=== Your instructions ===
Reproduce each line of the listing below unchanged, and omit the pictures from your answer.

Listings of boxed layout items
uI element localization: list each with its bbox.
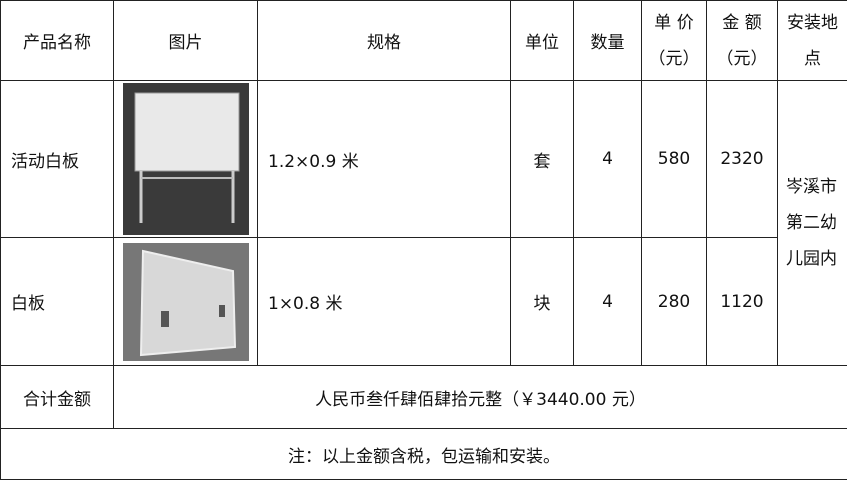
price-cell: 280 bbox=[641, 237, 707, 366]
header-text: 规格 bbox=[367, 33, 401, 53]
header-text: 单位 bbox=[525, 33, 559, 53]
location-text: 岑溪市 bbox=[786, 177, 837, 197]
header-cell: 产品名称 bbox=[0, 0, 114, 81]
amount-cell: 1120 bbox=[706, 237, 778, 366]
item-row: 活动白板 1.2×0.9 米 套 4 580 2320 岑溪市 第二幼 儿园内 bbox=[0, 80, 847, 366]
note: 注：以上金额含税，包运输和安装。 bbox=[0, 428, 847, 480]
item-row: 白板 1×0.8 米 块 4 280 1120 bbox=[0, 237, 847, 366]
total-row: 合计金额 人民币叁仟肆佰肆拾元整（￥3440.00 元） bbox=[0, 365, 847, 429]
spec-cell: 1.2×0.9 米 bbox=[257, 80, 511, 238]
header-cell: 规格 bbox=[257, 0, 511, 81]
note-row: 注：以上金额含税，包运输和安装。 bbox=[0, 428, 847, 480]
amount-cell: 2320 bbox=[706, 80, 778, 238]
header-text: 产品名称 bbox=[23, 33, 91, 53]
location-cell: 岑溪市 第二幼 儿园内 bbox=[777, 80, 847, 366]
name-cell: 白板 bbox=[0, 237, 114, 366]
header-cell: 数量 bbox=[573, 0, 642, 81]
unit-cell: 套 bbox=[510, 80, 574, 238]
mobile-whiteboard-photo bbox=[122, 83, 249, 235]
header-text: （元） bbox=[648, 48, 700, 69]
qty-cell: 4 bbox=[573, 237, 642, 366]
total-value: 人民币叁仟肆佰肆拾元整（￥3440.00 元） bbox=[113, 365, 847, 429]
header-text: 金 额 bbox=[722, 12, 762, 33]
header-text: 数量 bbox=[590, 33, 625, 53]
header-text: 图片 bbox=[168, 33, 203, 53]
image-cell bbox=[113, 237, 258, 366]
header-row: 产品名称 图片 规格 单位 数量 单 价 （元） 金 额 （元） 安装地点 bbox=[0, 0, 847, 81]
header-cell: 单位 bbox=[510, 0, 574, 81]
header-text: 单 价 bbox=[654, 12, 694, 33]
total-label: 合计金额 bbox=[0, 365, 114, 429]
spec-cell: 1×0.8 米 bbox=[257, 237, 511, 366]
location-text: 第二幼 bbox=[786, 213, 837, 233]
header-cell: 图片 bbox=[113, 0, 258, 81]
image-cell bbox=[113, 80, 258, 238]
qty-cell: 4 bbox=[573, 80, 642, 238]
header-cell: 安装地点 bbox=[777, 0, 847, 81]
price-cell: 580 bbox=[641, 80, 707, 238]
header-cell: 单 价 （元） bbox=[641, 0, 707, 81]
location-text: 儿园内 bbox=[786, 249, 837, 269]
header-cell: 金 额 （元） bbox=[706, 0, 778, 81]
header-text: 安装地 bbox=[787, 12, 838, 33]
header-text: 点 bbox=[804, 48, 821, 69]
whiteboard-photo bbox=[122, 242, 249, 361]
unit-cell: 块 bbox=[510, 237, 574, 366]
name-cell: 活动白板 bbox=[0, 80, 114, 238]
header-text: （元） bbox=[716, 48, 768, 69]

=== Final result ===
uI element localization: list each with its bbox.
price-cell: 280 bbox=[641, 237, 707, 366]
header-text: 规格 bbox=[367, 33, 401, 53]
header-text: 单位 bbox=[525, 33, 559, 53]
location-text: 岑溪市 bbox=[786, 177, 837, 197]
header-cell: 产品名称 bbox=[0, 0, 114, 81]
amount-cell: 1120 bbox=[706, 237, 778, 366]
item-row: 活动白板 1.2×0.9 米 套 4 580 2320 岑溪市 第二幼 儿园内 bbox=[0, 80, 847, 366]
note: 注：以上金额含税，包运输和安装。 bbox=[0, 428, 847, 480]
item-row: 白板 1×0.8 米 块 4 280 1120 bbox=[0, 237, 847, 366]
total-row: 合计金额 人民币叁仟肆佰肆拾元整（￥3440.00 元） bbox=[0, 365, 847, 429]
spec-cell: 1.2×0.9 米 bbox=[257, 80, 511, 238]
header-cell: 规格 bbox=[257, 0, 511, 81]
note-row: 注：以上金额含税，包运输和安装。 bbox=[0, 428, 847, 480]
amount-cell: 2320 bbox=[706, 80, 778, 238]
header-text: 产品名称 bbox=[23, 33, 91, 53]
location-cell: 岑溪市 第二幼 儿园内 bbox=[777, 80, 847, 366]
name-cell: 白板 bbox=[0, 237, 114, 366]
header-cell: 数量 bbox=[573, 0, 642, 81]
unit-cell: 套 bbox=[510, 80, 574, 238]
mobile-whiteboard-photo bbox=[122, 83, 249, 235]
header-text: （元） bbox=[648, 48, 700, 69]
qty-cell: 4 bbox=[573, 237, 642, 366]
total-value: 人民币叁仟肆佰肆拾元整（￥3440.00 元） bbox=[113, 365, 847, 429]
header-text: 金 额 bbox=[722, 12, 762, 33]
header-text: 数量 bbox=[590, 33, 625, 53]
header-text: 图片 bbox=[168, 33, 203, 53]
image-cell bbox=[113, 237, 258, 366]
header-row: 产品名称 图片 规格 单位 数量 单 价 （元） 金 额 （元） 安装地点 bbox=[0, 0, 847, 81]
header-cell: 单位 bbox=[510, 0, 574, 81]
header-text: 单 价 bbox=[654, 12, 694, 33]
total-label: 合计金额 bbox=[0, 365, 114, 429]
spec-cell: 1×0.8 米 bbox=[257, 237, 511, 366]
location-text: 第二幼 bbox=[786, 213, 837, 233]
header-cell: 图片 bbox=[113, 0, 258, 81]
image-cell bbox=[113, 80, 258, 238]
qty-cell: 4 bbox=[573, 80, 642, 238]
header-cell: 安装地点 bbox=[777, 0, 847, 81]
price-cell: 580 bbox=[641, 80, 707, 238]
header-cell: 单 价 （元） bbox=[641, 0, 707, 81]
location-text: 儿园内 bbox=[786, 249, 837, 269]
header-cell: 金 额 （元） bbox=[706, 0, 778, 81]
header-text: 安装地 bbox=[787, 12, 838, 33]
header-text: 点 bbox=[804, 48, 821, 69]
whiteboard-photo bbox=[122, 242, 249, 361]
unit-cell: 块 bbox=[510, 237, 574, 366]
name-cell: 活动白板 bbox=[0, 80, 114, 238]
header-text: （元） bbox=[716, 48, 768, 69]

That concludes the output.